▼
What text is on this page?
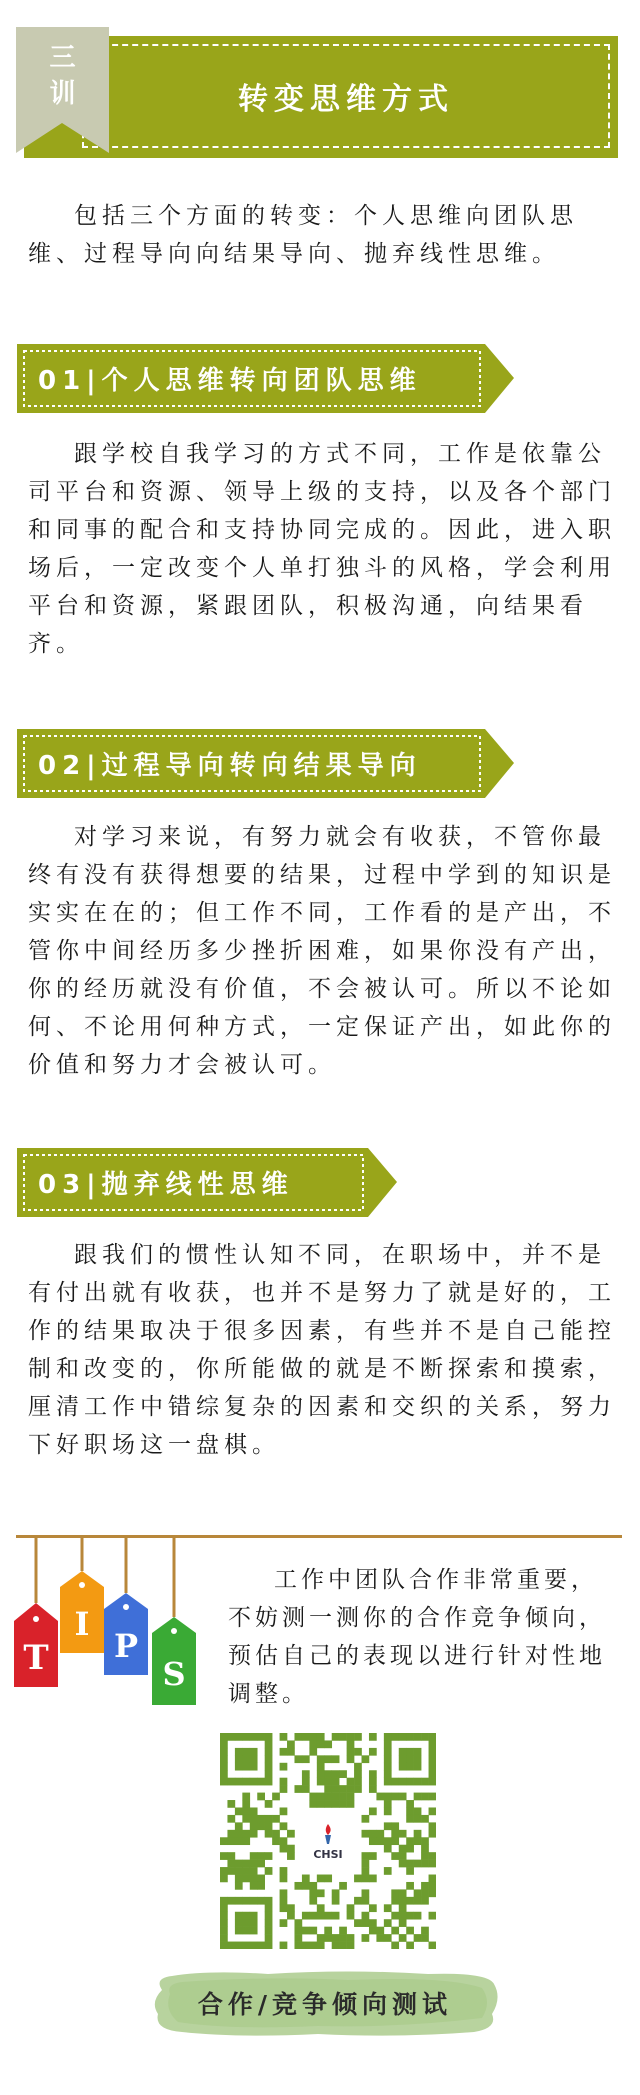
转变思维方式
三训

包括三个方面的转变：个人思维向团队思维、过程导向向结果导向、抛弃线性思维。

01|个人思维转向团队思维

跟学校自我学习的方式不同，工作是依靠公司平台和资源、领导上级的支持，以及各个部门和同事的配合和支持协同完成的。因此，进入职场后，一定改变个人单打独斗的风格，学会利用平台和资源，紧跟团队，积极沟通，向结果看齐。

02|过程导向转向结果导向

对学习来说，有努力就会有收获，不管你最终有没有获得想要的结果，过程中学到的知识是实实在在的；但工作不同，工作看的是产出，不管你中间经历多少挫折困难，如果你没有产出，你的经历就没有价值，不会被认可。所以不论如何、不论用何种方式，一定保证产出，如此你的价值和努力才会被认可。

03|抛弃线性思维

跟我们的惯性认知不同，在职场中，并不是有付出就有收获，也并不是努力了就是好的，工作的结果取决于很多因素，有些并不是自己能控制和改变的，你所能做的就是不断探索和摸索，厘清工作中错综复杂的因素和交织的关系，努力下好职场这一盘棋。

T
I
P
S

工作中团队合作非常重要，不妨测一测你的合作竞争倾向，预估自己的表现以进行针对性地调整。

CHSI
合作/竞争倾向测试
▲
- **TASK OBJECTIVE**: Reproduce all entries exactly. Pictures do not belong in the copy.

- **EXERCISE RESULT**:
What text is on this page?
转变思维方式
三训

包括三个方面的转变：个人思维向团队思维、过程导向向结果导向、抛弃线性思维。

01|个人思维转向团队思维

跟学校自我学习的方式不同，工作是依靠公司平台和资源、领导上级的支持，以及各个部门和同事的配合和支持协同完成的。因此，进入职场后，一定改变个人单打独斗的风格，学会利用平台和资源，紧跟团队，积极沟通，向结果看齐。

02|过程导向转向结果导向

对学习来说，有努力就会有收获，不管你最终有没有获得想要的结果，过程中学到的知识是实实在在的；但工作不同，工作看的是产出，不管你中间经历多少挫折困难，如果你没有产出，你的经历就没有价值，不会被认可。所以不论如何、不论用何种方式，一定保证产出，如此你的价值和努力才会被认可。

03|抛弃线性思维

跟我们的惯性认知不同，在职场中，并不是有付出就有收获，也并不是努力了就是好的，工作的结果取决于很多因素，有些并不是自己能控制和改变的，你所能做的就是不断探索和摸索，厘清工作中错综复杂的因素和交织的关系，努力下好职场这一盘棋。

T
I
P
S

工作中团队合作非常重要，不妨测一测你的合作竞争倾向，预估自己的表现以进行针对性地调整。

CHSI
合作/竞争倾向测试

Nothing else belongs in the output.